WORK INSTRUCTIONS: Check each line of the data for "this" and select those that have it.

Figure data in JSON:
## Start
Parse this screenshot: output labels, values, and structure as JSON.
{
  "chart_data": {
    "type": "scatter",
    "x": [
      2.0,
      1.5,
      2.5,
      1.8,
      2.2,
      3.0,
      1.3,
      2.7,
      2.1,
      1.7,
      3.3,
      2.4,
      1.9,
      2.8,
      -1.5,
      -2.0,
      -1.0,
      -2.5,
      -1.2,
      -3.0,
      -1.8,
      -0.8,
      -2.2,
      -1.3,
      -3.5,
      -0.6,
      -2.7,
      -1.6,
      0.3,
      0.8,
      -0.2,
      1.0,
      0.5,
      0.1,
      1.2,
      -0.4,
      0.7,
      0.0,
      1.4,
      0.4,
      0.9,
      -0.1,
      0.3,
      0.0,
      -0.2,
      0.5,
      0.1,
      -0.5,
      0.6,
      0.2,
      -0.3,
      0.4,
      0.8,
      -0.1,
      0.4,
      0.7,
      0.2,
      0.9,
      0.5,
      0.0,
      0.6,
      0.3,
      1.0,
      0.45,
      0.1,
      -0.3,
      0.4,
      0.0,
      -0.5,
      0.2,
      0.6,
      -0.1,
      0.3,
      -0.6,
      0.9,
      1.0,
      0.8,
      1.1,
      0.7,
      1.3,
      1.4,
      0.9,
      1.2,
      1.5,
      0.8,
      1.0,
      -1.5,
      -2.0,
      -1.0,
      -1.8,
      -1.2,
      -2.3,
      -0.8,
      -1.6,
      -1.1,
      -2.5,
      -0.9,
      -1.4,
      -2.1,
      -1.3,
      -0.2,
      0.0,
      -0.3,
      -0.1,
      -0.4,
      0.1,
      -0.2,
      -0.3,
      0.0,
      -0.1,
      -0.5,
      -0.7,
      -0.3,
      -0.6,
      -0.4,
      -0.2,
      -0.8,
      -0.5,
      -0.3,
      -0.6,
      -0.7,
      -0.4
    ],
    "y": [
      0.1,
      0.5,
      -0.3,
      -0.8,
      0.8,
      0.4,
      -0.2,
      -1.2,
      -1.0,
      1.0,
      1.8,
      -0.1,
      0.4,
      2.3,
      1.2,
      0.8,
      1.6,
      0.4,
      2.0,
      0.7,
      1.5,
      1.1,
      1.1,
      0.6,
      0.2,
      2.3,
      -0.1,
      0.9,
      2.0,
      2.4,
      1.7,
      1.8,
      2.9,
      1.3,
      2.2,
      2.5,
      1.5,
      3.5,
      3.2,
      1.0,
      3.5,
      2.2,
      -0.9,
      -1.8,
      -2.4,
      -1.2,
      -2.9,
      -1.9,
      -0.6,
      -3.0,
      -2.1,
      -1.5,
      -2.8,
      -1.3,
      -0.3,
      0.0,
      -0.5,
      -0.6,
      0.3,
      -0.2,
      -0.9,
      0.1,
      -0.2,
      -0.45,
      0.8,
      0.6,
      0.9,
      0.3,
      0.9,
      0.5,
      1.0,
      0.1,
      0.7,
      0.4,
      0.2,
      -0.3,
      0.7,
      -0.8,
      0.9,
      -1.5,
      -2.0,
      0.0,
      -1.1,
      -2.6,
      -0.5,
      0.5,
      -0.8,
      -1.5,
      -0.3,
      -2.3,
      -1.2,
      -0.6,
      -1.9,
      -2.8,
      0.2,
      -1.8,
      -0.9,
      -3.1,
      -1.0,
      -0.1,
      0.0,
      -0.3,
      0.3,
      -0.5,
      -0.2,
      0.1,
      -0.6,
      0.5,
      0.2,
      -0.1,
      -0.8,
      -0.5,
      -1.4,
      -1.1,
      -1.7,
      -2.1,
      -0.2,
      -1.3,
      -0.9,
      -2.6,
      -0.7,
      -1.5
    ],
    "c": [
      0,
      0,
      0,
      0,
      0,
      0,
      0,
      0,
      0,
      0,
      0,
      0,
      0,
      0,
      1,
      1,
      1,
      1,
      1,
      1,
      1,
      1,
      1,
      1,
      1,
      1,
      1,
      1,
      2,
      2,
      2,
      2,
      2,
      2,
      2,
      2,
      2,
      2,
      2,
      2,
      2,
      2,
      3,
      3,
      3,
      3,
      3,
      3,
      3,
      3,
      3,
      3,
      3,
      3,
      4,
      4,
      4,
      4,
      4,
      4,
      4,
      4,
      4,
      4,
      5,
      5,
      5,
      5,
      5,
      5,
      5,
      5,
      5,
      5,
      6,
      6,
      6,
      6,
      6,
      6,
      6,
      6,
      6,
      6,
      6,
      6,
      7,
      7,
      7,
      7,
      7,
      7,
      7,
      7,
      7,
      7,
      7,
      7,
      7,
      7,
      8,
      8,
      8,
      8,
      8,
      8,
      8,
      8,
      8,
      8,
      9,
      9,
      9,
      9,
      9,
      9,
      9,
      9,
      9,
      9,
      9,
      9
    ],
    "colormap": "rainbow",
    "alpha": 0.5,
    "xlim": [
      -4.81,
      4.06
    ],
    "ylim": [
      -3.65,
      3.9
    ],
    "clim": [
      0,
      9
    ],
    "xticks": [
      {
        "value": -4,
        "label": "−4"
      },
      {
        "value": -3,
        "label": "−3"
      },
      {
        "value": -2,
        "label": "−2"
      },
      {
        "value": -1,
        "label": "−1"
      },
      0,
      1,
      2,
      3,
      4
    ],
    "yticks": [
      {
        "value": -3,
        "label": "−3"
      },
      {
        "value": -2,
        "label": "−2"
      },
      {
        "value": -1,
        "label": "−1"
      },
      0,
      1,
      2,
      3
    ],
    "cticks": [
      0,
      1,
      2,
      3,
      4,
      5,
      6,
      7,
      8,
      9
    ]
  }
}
## End
## Start
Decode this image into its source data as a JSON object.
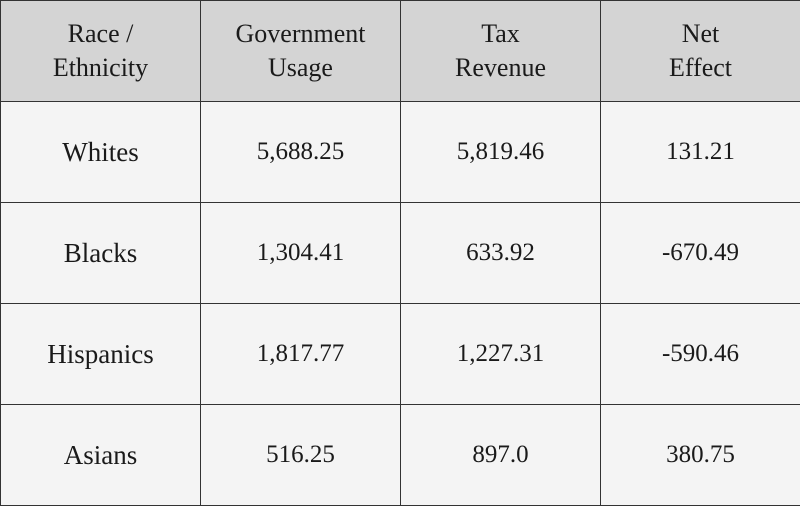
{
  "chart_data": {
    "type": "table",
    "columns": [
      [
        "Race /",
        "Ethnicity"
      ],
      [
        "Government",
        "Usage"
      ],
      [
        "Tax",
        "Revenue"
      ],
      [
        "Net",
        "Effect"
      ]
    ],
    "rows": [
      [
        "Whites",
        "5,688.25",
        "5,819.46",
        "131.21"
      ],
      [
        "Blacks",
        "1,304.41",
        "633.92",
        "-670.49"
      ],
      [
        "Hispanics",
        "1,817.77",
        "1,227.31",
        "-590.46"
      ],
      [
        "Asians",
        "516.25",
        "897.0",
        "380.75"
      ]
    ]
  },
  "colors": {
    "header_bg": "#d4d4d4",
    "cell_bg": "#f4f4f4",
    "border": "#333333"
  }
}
## End
THE RESPONSE:
Parse this screenshot: output labels, values, and structure as JSON.
Decode this image into its source data as a JSON object.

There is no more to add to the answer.